:: TEXTE À LIRE ::
Il y a des bouquins comme ça, même quand on le finit, on sait toujours pas bien si on a aimé ou pas. Le camp de Christophe Nicolas l’a bien cherché, c’est lui qui passe son temps à essayer de paumer son lecteur dans tous les sens.

Quelque part dans la campagne autour de Montpellier, un corps est retrouvé dans les bois. Nu, blafard, d’une maigreur effrayante, un anneau de métal étrange autour du cou, il s’est manifestement enfui du camp militaire à proximité, une piste à aborder avec tact pour le gendarme chargé de l’enquête. Six ans plus tard, Flora emménage dans le hameau de La Draille, non loin. Son pote Cyril l’aide à trimballer ses affaires mais le lendemain, tous les habitants du lieu-dit ont mystérieusement disparu. Marie, la femme de Cyril qui doit les rejoindre, trouve toutes les maisons ouvertes et désertées. Où qu’ils sont ? Pourquoi les lits sont défaits et les portes grandes ouvertes ? C’est quoi le rapport avec monsieur maigrichon ?

:: EXTRAIT DES DONNÉES ::

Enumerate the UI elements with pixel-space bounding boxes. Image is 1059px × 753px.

:: DÉFIS ::
- 1) D'après le texte à lire, combien d'années séparent la découverte du corps dans les bois et l'emménagement de Flora à La Draille ?
- 2) Dans le texte à lire, renvoyez le passage qui va de « Il y a des bouquins » jusqu'à « tous les sens. » inclus.
- 3) Traduisez en anglais cette phrase du texte à lire : « Marie, la femme de Cyril qui doit les rejoindre, trouve toutes les maisons ouvertes et désertées. »

:: RÉSULTATS PAR TÂCHE ::
- 1) Six ans.

- 2)
Il y a des bouquins comme ça, même quand on le finit, on sait toujours pas bien si on a aimé ou pas. Le camp de Christophe Nicolas l’a bien cherché, c’est lui qui passe son temps à essayer de paumer son lecteur dans tous les sens.

- 3) Marie, Cyril's wife, who is supposed to join them, finds all the houses open and deserted.